**Job 1**:
In the electronic check excerpt, where does the payment gateway deposit the payor's monies in the FIG. 10 mechanism?
**Job 2**:
From the electronic check excerpt, extract the passage starting at "Because the system" and ending at "in step 91.".
**Job 3**:
Does each of these statements agree with the electronic check excerpt? Answer yes or no for each, quoting the words that decide it.
(a) In the FIG. 10 mechanism, the check barcode is encrypted using the payee's public key.
(b) The payment gateway keeps the check details, including the check amount, in its audit logs.
(c) If the payment gateway does not have the payee's public key, it sends a negative response to the payor.

**Selected excerpt**:
* BEGIN *
Firstly, none of the "sensitive" keys are transmitted over the
internet. The PKI mechanism is much safer compared to the symmetric
key mechanisms. Additionally, the payment gateway 57 does not store
any check related information. The payment gateway 57 is
non-financial and therefore does not act as a third-party clearing
house.
[0069] FIG. 10 shows an electronic check with a PKI based
encryption using a real-time financial payment gateway. This
mechanism is quite similar to the previous mechanism disclosed in
FIG. 9, except in this case the payment gateway 57 will also act as
a financial institution or a third-party clearing house. The payor
monies will be received by the payment gateway 57 and deposited in
its neutral account. The bank transmits the finds to the payment
gateway in step 96. The transaction is then sent to the payee 60
and monies will be transferred from the payment gateway 57 to the
payee 60 in step 89. The check barcode will be encrypted using the
payor's bank's public key. Only the bank will be able to decrypt
the barcode using its private key and allow the check to be cashed.
The bank's public key will be setup during software installation on
the payor's personal computer.
[0070] There are many advantages to the electronic check system
shown in FIG. 10. The "sensitive" keys are not transmitted over the
internet and therefore, the PKI mechanism is much safer compared to
the previous symmetric key mechanisms. Additionally, when the
payment gateway 57 is involved at the financial level, the payment
gateway 57 will be able to play a major role in minimizing
fraudulent activities. The payment gateway 57 will also have the
check details, including the check amount, in its audit logs. This
makes dispute resolution much easier and more reliable.
[0071] FIG. 11 represents a PKI based encryption using a payment
gateway and email web messaging. As an email based solution this
mechanism cuts down on the disadvantages related to a real-time
system. The payor 59 installs the electronic check payor software
on their machine in step 86. During installation, shown in step 86,
the payor 59 also installs the payment gateway's public key. When
the payor 59 needs to cut a check to the payee 60, the software
will check if it already has payee's public key during step 88. If
the payment gateway 57 does have payee's public key, the software
will encrypt the digital check image using payee's public key and
email encrypted data to the payee directly, as shown in step 101.
Because the system uses PKI, a hacker will not be able to decrypt
the digital image as they would need a private key which is only
with the payee 60. If the payor software does not have payee's
public key it will request the payee's public key from the payment
gateway 57. The payment gateway 57 will check its database for
payee's public key and if it has one, will return the same to payor
who will then encrypt and send the digital image to the payee
directly in step 88. If the payment gateway 57 does not have
payee's public key, it will send a negative response to the payor
59. The payor 59 will then encrypt using the payment gateway's
public key and email the encrypted check image to the payment
gateway 57 shown in step 87. The payment gateway 57 will send an
automatic email to payee 60 to download and install the electronic
check payee software on his personal computer as shown in step 91.
* END *
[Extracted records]
* BEGIN *
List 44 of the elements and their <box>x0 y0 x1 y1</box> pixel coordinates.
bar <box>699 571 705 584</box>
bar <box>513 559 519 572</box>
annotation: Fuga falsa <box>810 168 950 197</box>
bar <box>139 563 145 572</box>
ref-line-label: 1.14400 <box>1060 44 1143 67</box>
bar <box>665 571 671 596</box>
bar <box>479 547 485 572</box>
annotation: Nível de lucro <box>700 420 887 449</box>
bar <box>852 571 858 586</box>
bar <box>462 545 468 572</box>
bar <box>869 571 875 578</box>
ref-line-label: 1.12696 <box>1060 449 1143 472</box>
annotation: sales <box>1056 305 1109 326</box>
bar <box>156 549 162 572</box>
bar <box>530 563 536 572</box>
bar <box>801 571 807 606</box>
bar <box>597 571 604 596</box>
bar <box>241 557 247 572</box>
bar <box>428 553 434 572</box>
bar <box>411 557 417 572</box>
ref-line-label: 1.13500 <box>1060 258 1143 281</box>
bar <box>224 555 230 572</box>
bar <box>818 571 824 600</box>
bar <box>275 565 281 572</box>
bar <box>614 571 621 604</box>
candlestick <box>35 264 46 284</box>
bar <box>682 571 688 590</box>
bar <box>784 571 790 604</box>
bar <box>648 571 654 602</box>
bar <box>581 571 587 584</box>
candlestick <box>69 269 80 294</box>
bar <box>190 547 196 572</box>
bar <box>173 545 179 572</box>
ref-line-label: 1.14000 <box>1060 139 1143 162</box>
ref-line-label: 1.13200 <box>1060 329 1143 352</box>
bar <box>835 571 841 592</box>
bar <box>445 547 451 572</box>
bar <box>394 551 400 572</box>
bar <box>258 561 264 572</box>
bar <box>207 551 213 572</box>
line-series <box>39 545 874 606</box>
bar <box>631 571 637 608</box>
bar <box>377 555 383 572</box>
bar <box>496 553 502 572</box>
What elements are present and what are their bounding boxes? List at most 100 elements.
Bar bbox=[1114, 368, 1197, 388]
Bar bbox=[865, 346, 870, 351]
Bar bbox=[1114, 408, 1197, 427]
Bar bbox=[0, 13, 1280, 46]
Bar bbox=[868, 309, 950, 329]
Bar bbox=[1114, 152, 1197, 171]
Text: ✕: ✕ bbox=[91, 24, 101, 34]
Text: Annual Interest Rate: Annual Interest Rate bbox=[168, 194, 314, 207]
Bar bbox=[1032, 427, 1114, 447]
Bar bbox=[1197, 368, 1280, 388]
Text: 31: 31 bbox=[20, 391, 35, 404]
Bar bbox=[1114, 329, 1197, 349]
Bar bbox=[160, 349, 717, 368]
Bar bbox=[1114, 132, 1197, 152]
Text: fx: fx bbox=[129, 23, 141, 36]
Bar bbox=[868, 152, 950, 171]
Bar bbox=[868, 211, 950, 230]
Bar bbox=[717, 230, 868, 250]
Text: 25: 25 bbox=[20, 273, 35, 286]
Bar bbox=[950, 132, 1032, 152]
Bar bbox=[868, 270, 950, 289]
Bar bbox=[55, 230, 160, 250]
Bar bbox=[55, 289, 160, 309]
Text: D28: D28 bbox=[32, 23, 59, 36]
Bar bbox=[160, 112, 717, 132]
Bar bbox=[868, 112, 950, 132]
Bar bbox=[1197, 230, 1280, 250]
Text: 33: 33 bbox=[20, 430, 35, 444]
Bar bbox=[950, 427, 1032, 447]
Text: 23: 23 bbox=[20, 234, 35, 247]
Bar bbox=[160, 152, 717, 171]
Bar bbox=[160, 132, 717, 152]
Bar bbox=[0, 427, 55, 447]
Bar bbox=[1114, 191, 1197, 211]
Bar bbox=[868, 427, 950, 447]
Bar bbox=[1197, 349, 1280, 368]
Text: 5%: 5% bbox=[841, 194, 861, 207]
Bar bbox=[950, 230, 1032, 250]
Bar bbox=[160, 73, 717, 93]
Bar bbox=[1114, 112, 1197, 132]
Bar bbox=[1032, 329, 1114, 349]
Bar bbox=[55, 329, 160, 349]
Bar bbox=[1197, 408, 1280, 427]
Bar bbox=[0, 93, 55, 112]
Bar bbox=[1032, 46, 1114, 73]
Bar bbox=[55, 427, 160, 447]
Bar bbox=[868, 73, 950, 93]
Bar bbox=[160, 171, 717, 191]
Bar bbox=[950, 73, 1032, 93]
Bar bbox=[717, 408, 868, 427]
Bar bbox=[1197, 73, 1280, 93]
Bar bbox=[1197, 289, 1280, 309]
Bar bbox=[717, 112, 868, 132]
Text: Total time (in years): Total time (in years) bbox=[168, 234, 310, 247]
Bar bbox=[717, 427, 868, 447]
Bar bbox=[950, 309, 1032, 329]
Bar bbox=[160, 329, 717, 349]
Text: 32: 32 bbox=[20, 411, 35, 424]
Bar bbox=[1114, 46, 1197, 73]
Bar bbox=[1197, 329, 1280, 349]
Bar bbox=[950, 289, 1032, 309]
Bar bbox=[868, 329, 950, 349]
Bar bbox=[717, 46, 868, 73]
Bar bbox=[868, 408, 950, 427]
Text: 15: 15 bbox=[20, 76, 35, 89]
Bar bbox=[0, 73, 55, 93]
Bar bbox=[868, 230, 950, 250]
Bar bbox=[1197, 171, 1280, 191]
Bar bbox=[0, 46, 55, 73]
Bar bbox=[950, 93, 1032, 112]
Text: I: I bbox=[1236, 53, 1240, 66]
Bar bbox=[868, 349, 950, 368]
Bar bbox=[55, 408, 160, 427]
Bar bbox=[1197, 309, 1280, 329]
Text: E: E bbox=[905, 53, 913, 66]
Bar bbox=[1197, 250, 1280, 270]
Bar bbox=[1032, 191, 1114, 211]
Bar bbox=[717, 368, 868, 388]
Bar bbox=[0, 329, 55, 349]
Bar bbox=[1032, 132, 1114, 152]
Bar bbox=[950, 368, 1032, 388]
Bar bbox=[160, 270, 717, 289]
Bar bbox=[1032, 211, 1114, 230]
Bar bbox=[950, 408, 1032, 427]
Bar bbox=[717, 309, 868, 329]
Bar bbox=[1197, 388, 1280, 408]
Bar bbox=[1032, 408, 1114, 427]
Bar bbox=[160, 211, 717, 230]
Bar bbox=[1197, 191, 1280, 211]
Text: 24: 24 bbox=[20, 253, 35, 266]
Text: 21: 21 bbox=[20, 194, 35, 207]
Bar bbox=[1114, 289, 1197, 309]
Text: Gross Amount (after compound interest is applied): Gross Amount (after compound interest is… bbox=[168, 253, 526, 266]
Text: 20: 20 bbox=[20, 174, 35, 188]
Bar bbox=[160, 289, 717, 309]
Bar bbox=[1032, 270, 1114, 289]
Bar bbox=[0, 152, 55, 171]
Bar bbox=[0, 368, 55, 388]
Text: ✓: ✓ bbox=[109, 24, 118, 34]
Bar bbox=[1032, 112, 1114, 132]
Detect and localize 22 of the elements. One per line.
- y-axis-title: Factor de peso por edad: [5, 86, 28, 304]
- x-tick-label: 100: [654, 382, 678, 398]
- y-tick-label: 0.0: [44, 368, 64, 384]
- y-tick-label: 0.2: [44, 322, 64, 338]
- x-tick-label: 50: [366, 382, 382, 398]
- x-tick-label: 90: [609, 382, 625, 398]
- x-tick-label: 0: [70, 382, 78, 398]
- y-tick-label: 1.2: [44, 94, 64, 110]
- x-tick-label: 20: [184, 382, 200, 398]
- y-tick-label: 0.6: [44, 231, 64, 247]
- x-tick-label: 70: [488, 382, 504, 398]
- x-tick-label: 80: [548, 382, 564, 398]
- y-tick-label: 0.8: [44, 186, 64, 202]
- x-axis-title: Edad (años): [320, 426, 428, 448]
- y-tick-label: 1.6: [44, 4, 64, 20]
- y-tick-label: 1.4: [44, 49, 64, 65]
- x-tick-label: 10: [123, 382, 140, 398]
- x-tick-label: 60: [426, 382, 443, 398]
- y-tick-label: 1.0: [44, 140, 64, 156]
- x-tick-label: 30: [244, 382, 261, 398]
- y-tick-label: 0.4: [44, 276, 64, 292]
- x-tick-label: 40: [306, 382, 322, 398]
* END *
**Task output 1**:
In its neutral account.

**Task output 2**:
Because the system uses PKI, a hacker will not be able to decrypt
the digital image as they would need a private key which is only
with the payee 60. If the payor software does not have payee's
public key it will request the payee's public key from the payment
gateway 57. The payment gateway 57 will check its database for
payee's public key and if it has one, will return the same to payor
who will then encrypt and send the digital image to the payee
directly in step 88. If the payment gateway 57 does not have
payee's public key, it will send a negative response to the payor
59. The payor 59 will then encrypt using the payment gateway's
public key and email the encrypted check image to the payment
gateway 57 shown in step 87. The payment gateway 57 will send an
automatic email to payee 60 to download and install the electronic
check payee software on his personal computer as shown in step 91.

**Task output 3**:
(a) No: "The check barcode will be encrypted using the payor's bank's public key."
(b) Yes: "The payment gateway 57 will also have the check details, including the check amount, in its audit logs."
(c) Yes: "If the payment gateway 57 does not have payee's public key, it will send a negative response to the payor 59."